WHAT THE TASK ASKS.
Your task is to filter the data below down to the lines holding "云产品流转类型的规则可以对设备上报的数据进行简单处理".

╭─ EXCERPTED DATA

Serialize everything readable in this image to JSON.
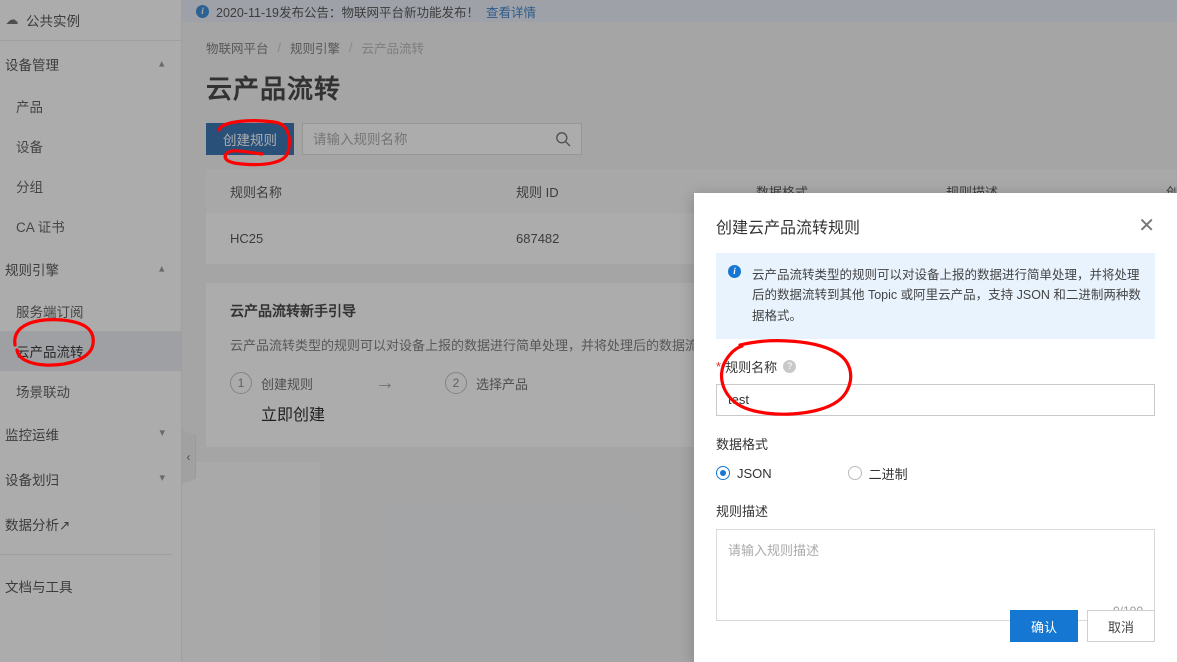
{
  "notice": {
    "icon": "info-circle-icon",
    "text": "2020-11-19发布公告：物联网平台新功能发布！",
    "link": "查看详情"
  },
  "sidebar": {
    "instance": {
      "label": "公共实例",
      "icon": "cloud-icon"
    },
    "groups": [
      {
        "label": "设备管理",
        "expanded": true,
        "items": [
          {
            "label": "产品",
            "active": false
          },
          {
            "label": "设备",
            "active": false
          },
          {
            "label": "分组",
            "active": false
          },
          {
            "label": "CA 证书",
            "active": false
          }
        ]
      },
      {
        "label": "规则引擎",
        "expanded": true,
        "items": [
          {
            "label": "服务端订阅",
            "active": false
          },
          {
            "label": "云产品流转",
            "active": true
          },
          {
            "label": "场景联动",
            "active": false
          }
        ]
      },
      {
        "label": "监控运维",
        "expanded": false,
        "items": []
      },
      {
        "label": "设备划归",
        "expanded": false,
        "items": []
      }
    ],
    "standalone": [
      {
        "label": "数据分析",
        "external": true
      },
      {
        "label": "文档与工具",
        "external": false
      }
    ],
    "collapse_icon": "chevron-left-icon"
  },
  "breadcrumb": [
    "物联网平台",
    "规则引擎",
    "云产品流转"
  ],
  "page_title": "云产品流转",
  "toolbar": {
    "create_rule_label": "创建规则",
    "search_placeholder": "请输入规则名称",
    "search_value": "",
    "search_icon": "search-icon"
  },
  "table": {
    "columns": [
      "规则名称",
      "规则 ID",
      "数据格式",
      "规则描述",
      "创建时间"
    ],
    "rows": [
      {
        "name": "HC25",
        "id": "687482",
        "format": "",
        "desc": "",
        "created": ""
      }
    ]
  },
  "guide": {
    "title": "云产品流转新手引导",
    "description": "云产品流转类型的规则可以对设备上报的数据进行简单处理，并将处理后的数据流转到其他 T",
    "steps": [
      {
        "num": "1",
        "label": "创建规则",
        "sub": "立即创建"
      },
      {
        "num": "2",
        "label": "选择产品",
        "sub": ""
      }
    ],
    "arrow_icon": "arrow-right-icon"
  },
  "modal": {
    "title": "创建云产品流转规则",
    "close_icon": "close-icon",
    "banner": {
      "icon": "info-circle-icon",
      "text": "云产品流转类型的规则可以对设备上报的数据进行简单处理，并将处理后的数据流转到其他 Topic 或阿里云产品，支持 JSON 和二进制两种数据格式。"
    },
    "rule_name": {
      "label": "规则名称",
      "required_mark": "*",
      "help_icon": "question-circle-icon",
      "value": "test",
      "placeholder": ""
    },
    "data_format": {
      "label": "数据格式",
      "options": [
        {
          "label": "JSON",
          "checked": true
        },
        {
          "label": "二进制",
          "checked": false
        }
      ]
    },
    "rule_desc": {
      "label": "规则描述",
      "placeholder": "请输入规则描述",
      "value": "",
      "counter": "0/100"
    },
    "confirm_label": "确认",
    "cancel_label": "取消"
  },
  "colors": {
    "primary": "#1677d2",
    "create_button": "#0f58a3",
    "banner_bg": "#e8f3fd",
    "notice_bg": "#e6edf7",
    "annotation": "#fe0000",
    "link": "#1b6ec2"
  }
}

╰─
╭─ EXCERPTED DATA

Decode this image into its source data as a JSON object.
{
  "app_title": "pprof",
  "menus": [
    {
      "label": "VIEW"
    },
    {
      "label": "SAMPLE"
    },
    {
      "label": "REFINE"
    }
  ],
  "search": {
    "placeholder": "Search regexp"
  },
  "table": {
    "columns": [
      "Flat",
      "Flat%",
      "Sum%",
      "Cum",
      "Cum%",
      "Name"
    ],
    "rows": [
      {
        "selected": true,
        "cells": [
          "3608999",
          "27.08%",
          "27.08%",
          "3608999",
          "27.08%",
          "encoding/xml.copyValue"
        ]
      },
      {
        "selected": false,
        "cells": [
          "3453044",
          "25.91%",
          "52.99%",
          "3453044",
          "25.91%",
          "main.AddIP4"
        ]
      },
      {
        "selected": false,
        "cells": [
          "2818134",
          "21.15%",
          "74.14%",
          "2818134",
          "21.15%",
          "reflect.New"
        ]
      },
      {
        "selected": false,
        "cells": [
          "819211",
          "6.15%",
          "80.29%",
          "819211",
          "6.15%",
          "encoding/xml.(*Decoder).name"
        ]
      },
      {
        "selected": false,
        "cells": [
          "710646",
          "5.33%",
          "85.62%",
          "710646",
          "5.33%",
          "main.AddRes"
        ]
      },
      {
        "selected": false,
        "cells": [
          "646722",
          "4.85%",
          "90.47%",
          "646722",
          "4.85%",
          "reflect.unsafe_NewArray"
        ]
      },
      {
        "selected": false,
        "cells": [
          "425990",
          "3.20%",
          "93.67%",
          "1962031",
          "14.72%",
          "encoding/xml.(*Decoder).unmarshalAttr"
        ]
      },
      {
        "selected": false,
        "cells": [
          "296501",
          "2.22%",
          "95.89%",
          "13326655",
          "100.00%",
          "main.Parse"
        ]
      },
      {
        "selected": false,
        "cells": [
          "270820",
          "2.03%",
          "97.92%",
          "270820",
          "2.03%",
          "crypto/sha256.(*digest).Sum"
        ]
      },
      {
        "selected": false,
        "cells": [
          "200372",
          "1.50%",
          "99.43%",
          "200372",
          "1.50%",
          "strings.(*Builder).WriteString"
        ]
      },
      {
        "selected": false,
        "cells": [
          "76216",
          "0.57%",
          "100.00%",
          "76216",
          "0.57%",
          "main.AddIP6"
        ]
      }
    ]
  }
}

╰─

IN RESPONSE.
    "description": "云产品流转类型的规则可以对设备上报的数据进行简单处理，并将处理后的数据流转到其他 T",
      "text": "云产品流转类型的规则可以对设备上报的数据进行简单处理，并将处理后的数据流转到其他 Topic 或阿里云产品，支持 JSON 和二进制两种数据格式。"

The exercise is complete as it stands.